INSTRUCTION. Gather from the material every line that contains the string "structure".

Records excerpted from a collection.
Begin

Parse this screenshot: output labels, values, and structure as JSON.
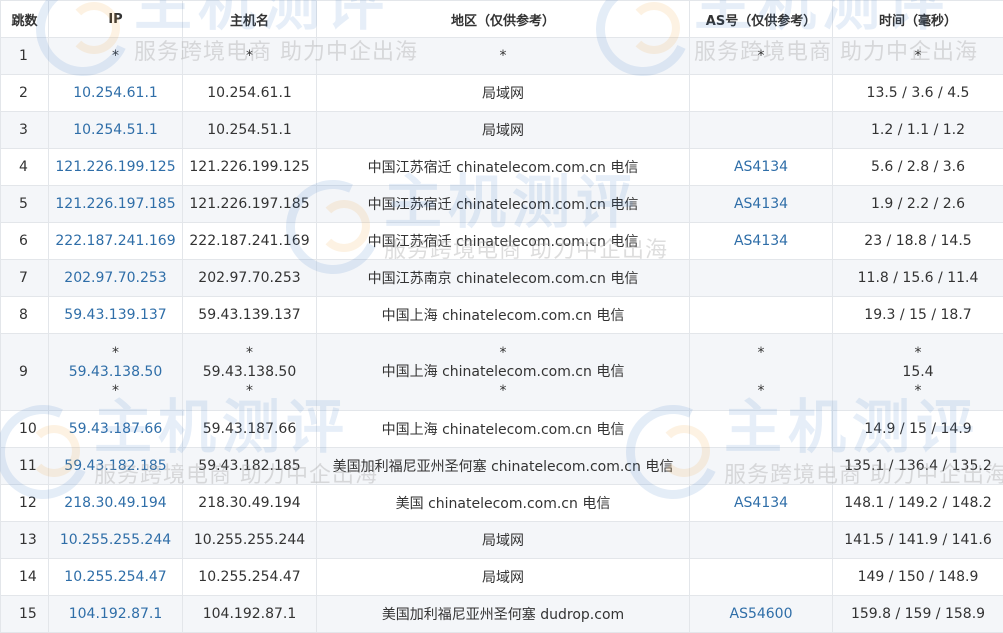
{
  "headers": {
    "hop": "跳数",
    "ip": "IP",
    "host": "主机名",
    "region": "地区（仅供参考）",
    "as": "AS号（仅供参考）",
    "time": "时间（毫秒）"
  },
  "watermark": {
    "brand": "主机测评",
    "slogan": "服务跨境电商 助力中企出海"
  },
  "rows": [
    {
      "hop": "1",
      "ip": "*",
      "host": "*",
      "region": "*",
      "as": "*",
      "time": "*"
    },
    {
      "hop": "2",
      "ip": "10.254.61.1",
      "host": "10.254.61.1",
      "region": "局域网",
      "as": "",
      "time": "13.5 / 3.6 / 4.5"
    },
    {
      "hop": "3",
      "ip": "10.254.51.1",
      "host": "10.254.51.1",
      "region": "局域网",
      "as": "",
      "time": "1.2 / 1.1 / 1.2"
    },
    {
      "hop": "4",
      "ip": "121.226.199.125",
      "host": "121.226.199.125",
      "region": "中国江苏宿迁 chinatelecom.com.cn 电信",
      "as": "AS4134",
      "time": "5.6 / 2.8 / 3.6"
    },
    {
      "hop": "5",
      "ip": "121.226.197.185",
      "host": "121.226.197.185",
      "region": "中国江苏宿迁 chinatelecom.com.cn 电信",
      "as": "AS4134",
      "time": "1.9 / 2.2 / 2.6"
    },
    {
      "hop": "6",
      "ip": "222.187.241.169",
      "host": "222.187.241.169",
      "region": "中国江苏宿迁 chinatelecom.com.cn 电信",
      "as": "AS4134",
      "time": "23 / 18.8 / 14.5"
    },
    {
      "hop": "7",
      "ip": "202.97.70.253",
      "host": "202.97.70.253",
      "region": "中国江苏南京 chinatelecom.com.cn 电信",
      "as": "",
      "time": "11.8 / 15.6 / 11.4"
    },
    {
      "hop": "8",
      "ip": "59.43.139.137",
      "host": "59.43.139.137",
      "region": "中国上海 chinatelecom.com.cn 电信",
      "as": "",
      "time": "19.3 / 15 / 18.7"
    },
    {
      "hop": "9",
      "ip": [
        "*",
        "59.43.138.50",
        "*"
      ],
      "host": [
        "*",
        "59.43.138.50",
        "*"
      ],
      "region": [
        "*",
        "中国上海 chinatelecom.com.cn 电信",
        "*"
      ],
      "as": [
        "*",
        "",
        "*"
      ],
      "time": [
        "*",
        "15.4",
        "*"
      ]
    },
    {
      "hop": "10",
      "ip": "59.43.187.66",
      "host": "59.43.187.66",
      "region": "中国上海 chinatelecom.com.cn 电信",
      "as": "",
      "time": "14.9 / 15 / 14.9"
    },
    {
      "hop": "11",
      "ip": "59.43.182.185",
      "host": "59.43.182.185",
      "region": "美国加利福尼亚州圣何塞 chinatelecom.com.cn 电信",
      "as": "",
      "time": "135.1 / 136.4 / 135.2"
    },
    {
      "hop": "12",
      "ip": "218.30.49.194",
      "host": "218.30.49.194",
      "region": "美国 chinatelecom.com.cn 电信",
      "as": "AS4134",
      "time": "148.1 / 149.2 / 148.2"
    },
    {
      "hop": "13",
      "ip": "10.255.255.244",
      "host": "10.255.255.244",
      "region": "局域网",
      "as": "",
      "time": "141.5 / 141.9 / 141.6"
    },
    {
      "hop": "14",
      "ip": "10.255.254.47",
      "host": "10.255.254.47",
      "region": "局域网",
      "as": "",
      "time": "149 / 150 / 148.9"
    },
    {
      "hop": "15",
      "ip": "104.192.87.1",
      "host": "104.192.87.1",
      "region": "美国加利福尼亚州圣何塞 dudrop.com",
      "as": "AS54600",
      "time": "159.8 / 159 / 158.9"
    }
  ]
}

End
Begin

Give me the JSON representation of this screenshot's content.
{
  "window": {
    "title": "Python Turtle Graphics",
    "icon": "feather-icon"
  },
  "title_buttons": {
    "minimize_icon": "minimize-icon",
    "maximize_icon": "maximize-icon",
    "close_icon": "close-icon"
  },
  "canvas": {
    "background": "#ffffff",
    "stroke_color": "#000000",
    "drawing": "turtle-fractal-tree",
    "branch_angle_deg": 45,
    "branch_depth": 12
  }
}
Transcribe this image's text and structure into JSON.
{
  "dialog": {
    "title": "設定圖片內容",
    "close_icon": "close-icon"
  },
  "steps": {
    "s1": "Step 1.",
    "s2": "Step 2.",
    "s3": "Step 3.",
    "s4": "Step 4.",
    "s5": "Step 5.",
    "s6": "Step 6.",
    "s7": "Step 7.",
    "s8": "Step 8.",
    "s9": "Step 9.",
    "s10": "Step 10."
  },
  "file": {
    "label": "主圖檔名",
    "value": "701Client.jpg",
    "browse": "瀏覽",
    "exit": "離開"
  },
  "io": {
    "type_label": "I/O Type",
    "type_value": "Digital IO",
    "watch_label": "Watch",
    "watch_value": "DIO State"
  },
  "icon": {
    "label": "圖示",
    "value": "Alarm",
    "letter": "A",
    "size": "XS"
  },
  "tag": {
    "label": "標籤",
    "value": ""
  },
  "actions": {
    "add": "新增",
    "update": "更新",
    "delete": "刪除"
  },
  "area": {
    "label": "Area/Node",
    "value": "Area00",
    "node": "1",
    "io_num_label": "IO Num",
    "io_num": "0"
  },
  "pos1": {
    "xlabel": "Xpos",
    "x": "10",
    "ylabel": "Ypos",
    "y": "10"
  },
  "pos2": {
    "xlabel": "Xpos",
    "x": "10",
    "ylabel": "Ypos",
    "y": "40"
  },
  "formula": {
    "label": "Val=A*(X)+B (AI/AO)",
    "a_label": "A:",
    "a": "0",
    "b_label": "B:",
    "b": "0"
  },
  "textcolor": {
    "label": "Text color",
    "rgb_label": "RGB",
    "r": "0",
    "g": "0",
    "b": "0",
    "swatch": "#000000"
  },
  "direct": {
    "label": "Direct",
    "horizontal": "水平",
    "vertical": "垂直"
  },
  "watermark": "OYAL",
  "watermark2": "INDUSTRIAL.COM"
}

End

THE RESULT.
Parse this screenshot: output labels, values, and structure as JSON.
Transcribe this image's text and structure into JSON.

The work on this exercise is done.